**DIRECTIONS FOR THIS TASK:**
Repeat each record exactly as written, and drop any images.

============================================================

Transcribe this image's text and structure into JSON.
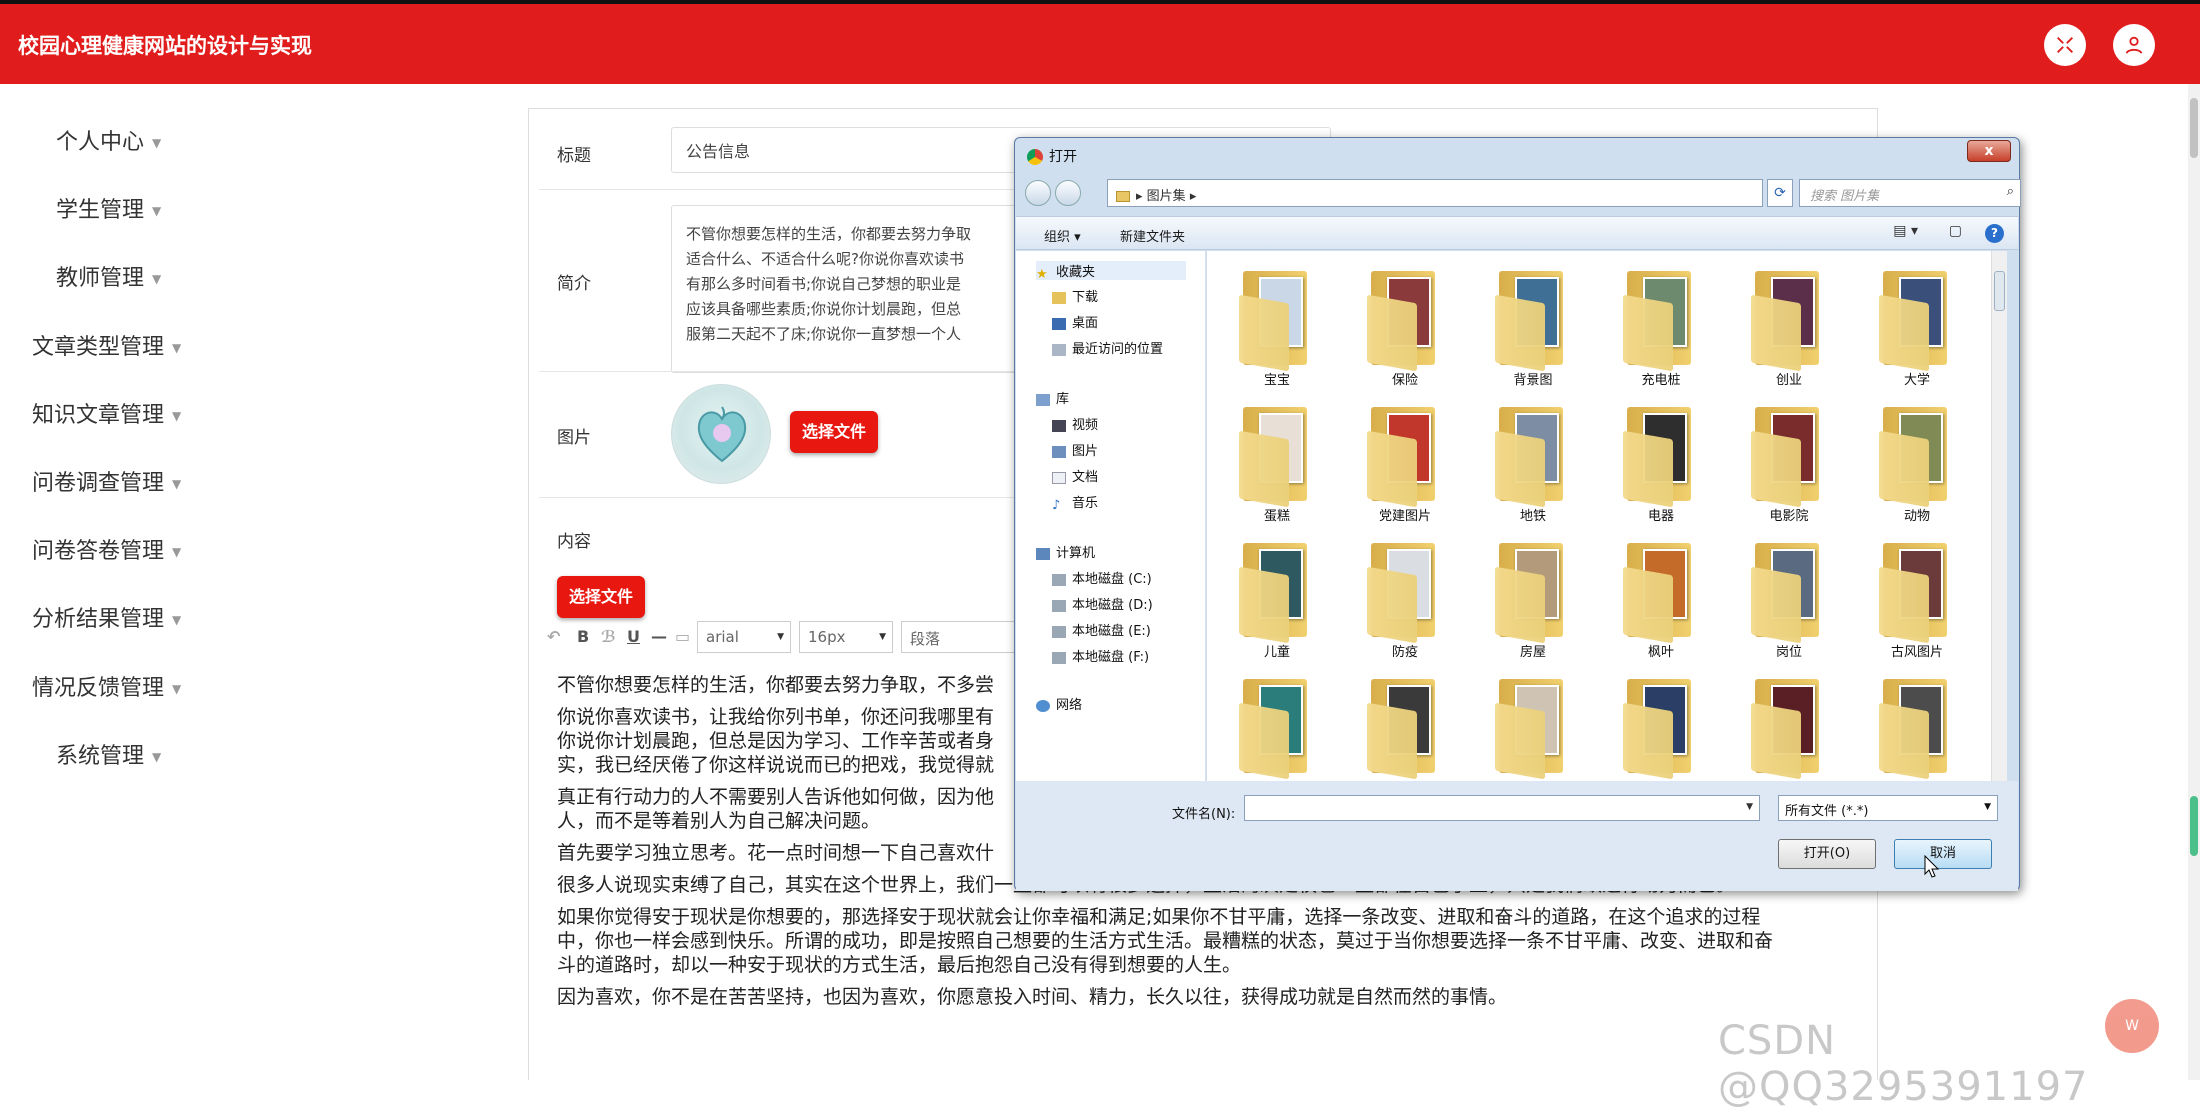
{
  "header": {
    "title": "校园心理健康网站的设计与实现",
    "accent_color": "#e01c1c",
    "icons": [
      "fullscreen-icon",
      "user-icon"
    ]
  },
  "sidebar": {
    "items": [
      {
        "label": "个人中心"
      },
      {
        "label": "学生管理"
      },
      {
        "label": "教师管理"
      },
      {
        "label": "文章类型管理"
      },
      {
        "label": "知识文章管理"
      },
      {
        "label": "问卷调查管理"
      },
      {
        "label": "问卷答卷管理"
      },
      {
        "label": "分析结果管理"
      },
      {
        "label": "情况反馈管理"
      },
      {
        "label": "系统管理"
      }
    ]
  },
  "form": {
    "title_label": "标题",
    "title_value": "公告信息",
    "intro_label": "简介",
    "intro_lines": [
      "不管你想要怎样的生活，你都要去努力争取",
      "适合什么、不适合什么呢?你说你喜欢读书",
      "有那么多时间看书;你说自己梦想的职业是",
      "应该具备哪些素质;你说你计划晨跑，但总",
      "服第二天起不了床;你说你一直梦想一个人"
    ],
    "image_label": "图片",
    "choose_file_label": "选择文件",
    "content_label": "内容",
    "content_choose_file_label": "选择文件",
    "toolbar": {
      "font": "arial",
      "size": "16px",
      "paragraph": "段落"
    },
    "content_paragraphs": [
      "不管你想要怎样的生活，你都要去努力争取，不多尝",
      "你说你喜欢读书，让我给你列书单，你还问我哪里有",
      "你说你计划晨跑，但总是因为学习、工作辛苦或者身",
      "实，我已经厌倦了你这样说说而已的把戏，我觉得就",
      "真正有行动力的人不需要别人告诉他如何做，因为他",
      "人，而不是等着别人为自己解决问题。",
      "首先要学习独立思考。花一点时间想一下自己喜欢什",
      "很多人说现实束缚了自己，其实在这个世界上，我们一直都可以有很多选择，生活的决定权也一直都在自己手上，只是我们缺乏行动力而已。",
      "如果你觉得安于现状是你想要的，那选择安于现状就会让你幸福和满足;如果你不甘平庸，选择一条改变、进取和奋斗的道路，在这个追求的过程",
      "中，你也一样会感到快乐。所谓的成功，即是按照自己想要的生活方式生活。最糟糕的状态，莫过于当你想要选择一条不甘平庸、改变、进取和奋",
      "斗的道路时，却以一种安于现状的方式生活，最后抱怨自己没有得到想要的人生。",
      "因为喜欢，你不是在苦苦坚持，也因为喜欢，你愿意投入时间、精力，长久以往，获得成功就是自然而然的事情。"
    ]
  },
  "dialog": {
    "title": "打开",
    "close_label": "x",
    "path": "图片集",
    "search_placeholder": "搜索 图片集",
    "organize_label": "组织 ▾",
    "new_folder_label": "新建文件夹",
    "nav": {
      "favorites": "收藏夹",
      "downloads": "下载",
      "desktop": "桌面",
      "recent": "最近访问的位置",
      "libraries": "库",
      "videos": "视频",
      "pictures": "图片",
      "documents": "文档",
      "music": "音乐",
      "computer": "计算机",
      "drives": [
        "本地磁盘 (C:)",
        "本地磁盘 (D:)",
        "本地磁盘 (E:)",
        "本地磁盘 (F:)"
      ],
      "network": "网络"
    },
    "folders": [
      {
        "name": "宝宝",
        "color": "#c9d7e6"
      },
      {
        "name": "保险",
        "color": "#8a3a3a"
      },
      {
        "name": "背景图",
        "color": "#3f6f94"
      },
      {
        "name": "充电桩",
        "color": "#6d8a6f"
      },
      {
        "name": "创业",
        "color": "#5b2e4a"
      },
      {
        "name": "大学",
        "color": "#3a4f7a"
      },
      {
        "name": "蛋糕",
        "color": "#e8e0d6"
      },
      {
        "name": "党建图片",
        "color": "#c2372b"
      },
      {
        "name": "地铁",
        "color": "#7d8ea4"
      },
      {
        "name": "电器",
        "color": "#2e2e2e"
      },
      {
        "name": "电影院",
        "color": "#7a2c2c"
      },
      {
        "name": "动物",
        "color": "#7f8a55"
      },
      {
        "name": "儿童",
        "color": "#2e5960"
      },
      {
        "name": "防疫",
        "color": "#dadde2"
      },
      {
        "name": "房屋",
        "color": "#b39a7a"
      },
      {
        "name": "枫叶",
        "color": "#c56b2a"
      },
      {
        "name": "岗位",
        "color": "#5a6a80"
      },
      {
        "name": "古风图片",
        "color": "#6b3b3b"
      },
      {
        "name": "",
        "color": "#2a7d7a"
      },
      {
        "name": "",
        "color": "#3a3a3a"
      },
      {
        "name": "",
        "color": "#cfc3b4"
      },
      {
        "name": "",
        "color": "#2b3e66"
      },
      {
        "name": "",
        "color": "#5a1f24"
      },
      {
        "name": "",
        "color": "#4c4c4c"
      }
    ],
    "filename_label": "文件名(N):",
    "filename_value": "",
    "filetype_value": "所有文件 (*.*)",
    "open_label": "打开(O)",
    "cancel_label": "取消"
  },
  "watermark": "CSDN @QQ3295391197",
  "float_button_label": "W"
}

============================================================

**CORRECT OUTPUT:**
Transcribe this image's text and structure into JSON.
{
  "header": {
    "title": "校园心理健康网站的设计与实现",
    "accent_color": "#e01c1c",
    "icons": [
      "fullscreen-icon",
      "user-icon"
    ]
  },
  "sidebar": {
    "items": [
      {
        "label": "个人中心"
      },
      {
        "label": "学生管理"
      },
      {
        "label": "教师管理"
      },
      {
        "label": "文章类型管理"
      },
      {
        "label": "知识文章管理"
      },
      {
        "label": "问卷调查管理"
      },
      {
        "label": "问卷答卷管理"
      },
      {
        "label": "分析结果管理"
      },
      {
        "label": "情况反馈管理"
      },
      {
        "label": "系统管理"
      }
    ]
  },
  "form": {
    "title_label": "标题",
    "title_value": "公告信息",
    "intro_label": "简介",
    "intro_lines": [
      "不管你想要怎样的生活，你都要去努力争取",
      "适合什么、不适合什么呢?你说你喜欢读书",
      "有那么多时间看书;你说自己梦想的职业是",
      "应该具备哪些素质;你说你计划晨跑，但总",
      "服第二天起不了床;你说你一直梦想一个人"
    ],
    "image_label": "图片",
    "choose_file_label": "选择文件",
    "content_label": "内容",
    "content_choose_file_label": "选择文件",
    "toolbar": {
      "font": "arial",
      "size": "16px",
      "paragraph": "段落"
    },
    "content_paragraphs": [
      "不管你想要怎样的生活，你都要去努力争取，不多尝",
      "你说你喜欢读书，让我给你列书单，你还问我哪里有",
      "你说你计划晨跑，但总是因为学习、工作辛苦或者身",
      "实，我已经厌倦了你这样说说而已的把戏，我觉得就",
      "真正有行动力的人不需要别人告诉他如何做，因为他",
      "人，而不是等着别人为自己解决问题。",
      "首先要学习独立思考。花一点时间想一下自己喜欢什",
      "很多人说现实束缚了自己，其实在这个世界上，我们一直都可以有很多选择，生活的决定权也一直都在自己手上，只是我们缺乏行动力而已。",
      "如果你觉得安于现状是你想要的，那选择安于现状就会让你幸福和满足;如果你不甘平庸，选择一条改变、进取和奋斗的道路，在这个追求的过程",
      "中，你也一样会感到快乐。所谓的成功，即是按照自己想要的生活方式生活。最糟糕的状态，莫过于当你想要选择一条不甘平庸、改变、进取和奋",
      "斗的道路时，却以一种安于现状的方式生活，最后抱怨自己没有得到想要的人生。",
      "因为喜欢，你不是在苦苦坚持，也因为喜欢，你愿意投入时间、精力，长久以往，获得成功就是自然而然的事情。"
    ]
  },
  "dialog": {
    "title": "打开",
    "close_label": "x",
    "path": "图片集",
    "search_placeholder": "搜索 图片集",
    "organize_label": "组织 ▾",
    "new_folder_label": "新建文件夹",
    "nav": {
      "favorites": "收藏夹",
      "downloads": "下载",
      "desktop": "桌面",
      "recent": "最近访问的位置",
      "libraries": "库",
      "videos": "视频",
      "pictures": "图片",
      "documents": "文档",
      "music": "音乐",
      "computer": "计算机",
      "drives": [
        "本地磁盘 (C:)",
        "本地磁盘 (D:)",
        "本地磁盘 (E:)",
        "本地磁盘 (F:)"
      ],
      "network": "网络"
    },
    "folders": [
      {
        "name": "宝宝",
        "color": "#c9d7e6"
      },
      {
        "name": "保险",
        "color": "#8a3a3a"
      },
      {
        "name": "背景图",
        "color": "#3f6f94"
      },
      {
        "name": "充电桩",
        "color": "#6d8a6f"
      },
      {
        "name": "创业",
        "color": "#5b2e4a"
      },
      {
        "name": "大学",
        "color": "#3a4f7a"
      },
      {
        "name": "蛋糕",
        "color": "#e8e0d6"
      },
      {
        "name": "党建图片",
        "color": "#c2372b"
      },
      {
        "name": "地铁",
        "color": "#7d8ea4"
      },
      {
        "name": "电器",
        "color": "#2e2e2e"
      },
      {
        "name": "电影院",
        "color": "#7a2c2c"
      },
      {
        "name": "动物",
        "color": "#7f8a55"
      },
      {
        "name": "儿童",
        "color": "#2e5960"
      },
      {
        "name": "防疫",
        "color": "#dadde2"
      },
      {
        "name": "房屋",
        "color": "#b39a7a"
      },
      {
        "name": "枫叶",
        "color": "#c56b2a"
      },
      {
        "name": "岗位",
        "color": "#5a6a80"
      },
      {
        "name": "古风图片",
        "color": "#6b3b3b"
      },
      {
        "name": "",
        "color": "#2a7d7a"
      },
      {
        "name": "",
        "color": "#3a3a3a"
      },
      {
        "name": "",
        "color": "#cfc3b4"
      },
      {
        "name": "",
        "color": "#2b3e66"
      },
      {
        "name": "",
        "color": "#5a1f24"
      },
      {
        "name": "",
        "color": "#4c4c4c"
      }
    ],
    "filename_label": "文件名(N):",
    "filename_value": "",
    "filetype_value": "所有文件 (*.*)",
    "open_label": "打开(O)",
    "cancel_label": "取消"
  },
  "watermark": "CSDN @QQ3295391197",
  "float_button_label": "W"
}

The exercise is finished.